**Set task:** Return the rows unchanged, everything from the first one down to the line that contains "day-number: 29: [20, 430, 120, 445]", with both ends included.

**Extracted data:**
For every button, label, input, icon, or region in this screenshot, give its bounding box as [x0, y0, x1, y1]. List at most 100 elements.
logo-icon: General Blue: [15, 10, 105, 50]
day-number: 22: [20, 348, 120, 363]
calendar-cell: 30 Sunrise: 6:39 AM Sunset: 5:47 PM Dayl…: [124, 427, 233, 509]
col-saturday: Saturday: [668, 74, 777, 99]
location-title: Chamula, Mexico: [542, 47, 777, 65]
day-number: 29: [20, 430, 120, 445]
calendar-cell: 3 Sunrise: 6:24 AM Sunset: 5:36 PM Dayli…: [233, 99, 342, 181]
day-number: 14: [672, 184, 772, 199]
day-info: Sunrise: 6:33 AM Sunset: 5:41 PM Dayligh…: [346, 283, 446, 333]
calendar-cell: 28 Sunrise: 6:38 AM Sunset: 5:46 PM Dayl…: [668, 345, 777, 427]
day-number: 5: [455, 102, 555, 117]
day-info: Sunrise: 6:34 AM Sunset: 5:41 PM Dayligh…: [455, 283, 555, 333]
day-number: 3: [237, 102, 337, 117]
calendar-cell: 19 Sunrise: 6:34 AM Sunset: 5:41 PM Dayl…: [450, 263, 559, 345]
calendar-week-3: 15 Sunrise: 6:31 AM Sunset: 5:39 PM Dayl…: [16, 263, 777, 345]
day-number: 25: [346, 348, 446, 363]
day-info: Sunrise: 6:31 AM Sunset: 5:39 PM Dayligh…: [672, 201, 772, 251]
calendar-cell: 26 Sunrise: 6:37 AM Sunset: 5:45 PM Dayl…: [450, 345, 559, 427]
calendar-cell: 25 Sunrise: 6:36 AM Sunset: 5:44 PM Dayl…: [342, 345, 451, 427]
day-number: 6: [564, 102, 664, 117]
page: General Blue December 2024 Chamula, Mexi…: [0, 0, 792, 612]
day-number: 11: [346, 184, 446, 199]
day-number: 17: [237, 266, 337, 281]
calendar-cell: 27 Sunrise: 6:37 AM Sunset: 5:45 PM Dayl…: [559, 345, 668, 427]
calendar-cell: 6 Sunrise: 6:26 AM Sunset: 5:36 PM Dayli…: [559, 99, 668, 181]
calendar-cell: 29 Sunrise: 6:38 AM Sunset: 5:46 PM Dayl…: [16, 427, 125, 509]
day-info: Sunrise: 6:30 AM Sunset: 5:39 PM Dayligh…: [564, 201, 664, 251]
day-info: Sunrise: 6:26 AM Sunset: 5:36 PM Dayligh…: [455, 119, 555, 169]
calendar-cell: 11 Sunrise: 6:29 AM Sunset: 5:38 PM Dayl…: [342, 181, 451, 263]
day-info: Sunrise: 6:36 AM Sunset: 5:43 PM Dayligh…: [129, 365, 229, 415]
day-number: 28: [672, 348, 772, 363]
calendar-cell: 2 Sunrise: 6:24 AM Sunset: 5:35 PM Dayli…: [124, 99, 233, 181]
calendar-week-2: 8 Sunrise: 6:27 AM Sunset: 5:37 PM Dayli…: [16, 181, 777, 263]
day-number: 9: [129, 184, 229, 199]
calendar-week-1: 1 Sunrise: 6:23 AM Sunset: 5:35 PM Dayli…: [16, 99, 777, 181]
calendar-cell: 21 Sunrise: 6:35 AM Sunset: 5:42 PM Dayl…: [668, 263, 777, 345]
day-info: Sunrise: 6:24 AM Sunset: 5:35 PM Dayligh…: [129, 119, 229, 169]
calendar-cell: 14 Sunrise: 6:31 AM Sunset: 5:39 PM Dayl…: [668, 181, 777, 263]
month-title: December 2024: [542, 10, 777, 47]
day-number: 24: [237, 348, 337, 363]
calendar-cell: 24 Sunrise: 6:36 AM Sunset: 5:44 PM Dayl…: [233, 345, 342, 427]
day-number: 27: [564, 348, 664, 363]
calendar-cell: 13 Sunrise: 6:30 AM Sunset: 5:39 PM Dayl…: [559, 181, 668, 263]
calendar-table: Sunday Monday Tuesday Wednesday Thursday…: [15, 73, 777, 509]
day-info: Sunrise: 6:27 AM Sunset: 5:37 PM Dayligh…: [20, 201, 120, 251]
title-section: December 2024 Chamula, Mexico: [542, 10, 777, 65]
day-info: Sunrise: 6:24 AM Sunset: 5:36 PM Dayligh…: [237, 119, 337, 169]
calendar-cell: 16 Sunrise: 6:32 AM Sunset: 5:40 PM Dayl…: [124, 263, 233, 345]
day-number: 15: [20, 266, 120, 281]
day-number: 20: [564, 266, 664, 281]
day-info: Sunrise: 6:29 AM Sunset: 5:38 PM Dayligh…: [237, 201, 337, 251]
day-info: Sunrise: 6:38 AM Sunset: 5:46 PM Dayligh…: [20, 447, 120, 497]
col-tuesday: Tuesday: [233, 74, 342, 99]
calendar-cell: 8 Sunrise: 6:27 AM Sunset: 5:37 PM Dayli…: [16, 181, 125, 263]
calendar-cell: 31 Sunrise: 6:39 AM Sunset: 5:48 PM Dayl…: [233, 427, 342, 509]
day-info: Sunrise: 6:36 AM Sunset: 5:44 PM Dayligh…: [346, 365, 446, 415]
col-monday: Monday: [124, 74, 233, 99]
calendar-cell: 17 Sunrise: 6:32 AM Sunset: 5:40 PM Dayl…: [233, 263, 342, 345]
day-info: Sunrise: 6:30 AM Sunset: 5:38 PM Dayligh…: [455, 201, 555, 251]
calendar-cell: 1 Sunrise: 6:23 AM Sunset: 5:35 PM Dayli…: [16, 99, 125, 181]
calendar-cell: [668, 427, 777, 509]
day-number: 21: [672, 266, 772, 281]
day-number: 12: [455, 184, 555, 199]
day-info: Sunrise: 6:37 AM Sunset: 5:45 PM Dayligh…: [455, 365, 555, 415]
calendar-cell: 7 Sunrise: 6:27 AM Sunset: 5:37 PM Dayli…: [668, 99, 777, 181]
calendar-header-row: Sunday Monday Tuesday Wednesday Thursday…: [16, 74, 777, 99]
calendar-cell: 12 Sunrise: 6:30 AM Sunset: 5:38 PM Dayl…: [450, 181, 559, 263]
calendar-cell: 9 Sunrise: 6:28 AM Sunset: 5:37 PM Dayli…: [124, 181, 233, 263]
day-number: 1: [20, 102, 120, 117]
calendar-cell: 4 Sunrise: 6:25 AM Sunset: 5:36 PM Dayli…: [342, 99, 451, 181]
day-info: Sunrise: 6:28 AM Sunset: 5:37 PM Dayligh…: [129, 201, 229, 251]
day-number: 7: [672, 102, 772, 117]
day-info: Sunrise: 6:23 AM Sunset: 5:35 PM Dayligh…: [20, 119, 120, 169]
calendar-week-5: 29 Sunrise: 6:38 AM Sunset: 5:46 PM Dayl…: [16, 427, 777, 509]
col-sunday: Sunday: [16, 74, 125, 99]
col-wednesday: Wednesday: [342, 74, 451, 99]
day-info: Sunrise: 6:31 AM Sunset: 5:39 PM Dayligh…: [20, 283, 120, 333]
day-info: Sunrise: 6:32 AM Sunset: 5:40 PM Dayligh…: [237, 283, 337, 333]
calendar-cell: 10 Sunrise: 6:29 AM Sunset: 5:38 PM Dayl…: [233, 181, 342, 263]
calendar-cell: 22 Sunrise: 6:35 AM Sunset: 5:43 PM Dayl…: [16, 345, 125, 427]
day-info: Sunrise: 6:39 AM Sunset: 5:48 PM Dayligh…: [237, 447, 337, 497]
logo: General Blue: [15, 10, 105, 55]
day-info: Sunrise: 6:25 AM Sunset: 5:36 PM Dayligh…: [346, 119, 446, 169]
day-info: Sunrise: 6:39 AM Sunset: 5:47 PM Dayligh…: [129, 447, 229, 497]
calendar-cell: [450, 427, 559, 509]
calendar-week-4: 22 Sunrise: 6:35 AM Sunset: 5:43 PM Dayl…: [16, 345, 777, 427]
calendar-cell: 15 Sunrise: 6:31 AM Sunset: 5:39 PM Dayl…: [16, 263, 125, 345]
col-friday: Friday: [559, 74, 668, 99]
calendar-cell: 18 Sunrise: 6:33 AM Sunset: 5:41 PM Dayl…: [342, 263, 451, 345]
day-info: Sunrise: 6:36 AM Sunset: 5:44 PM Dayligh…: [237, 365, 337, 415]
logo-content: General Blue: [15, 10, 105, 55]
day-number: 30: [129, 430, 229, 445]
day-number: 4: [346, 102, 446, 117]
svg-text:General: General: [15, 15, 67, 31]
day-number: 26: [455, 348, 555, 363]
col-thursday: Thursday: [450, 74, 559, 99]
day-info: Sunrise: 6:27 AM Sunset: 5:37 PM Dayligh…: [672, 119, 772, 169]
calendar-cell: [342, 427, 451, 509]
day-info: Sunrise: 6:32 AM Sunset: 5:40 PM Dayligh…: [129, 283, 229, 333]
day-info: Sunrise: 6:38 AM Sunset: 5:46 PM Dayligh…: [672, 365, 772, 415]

**Result:**
For every button, label, input, icon, or region in this screenshot, give its bounding box as [x0, y0, x1, y1]. List at most 100 elements.
logo-icon: General Blue: [15, 10, 105, 50]
day-number: 22: [20, 348, 120, 363]
calendar-cell: 30 Sunrise: 6:39 AM Sunset: 5:47 PM Dayl…: [124, 427, 233, 509]
col-saturday: Saturday: [668, 74, 777, 99]
location-title: Chamula, Mexico: [542, 47, 777, 65]
day-number: 29: [20, 430, 120, 445]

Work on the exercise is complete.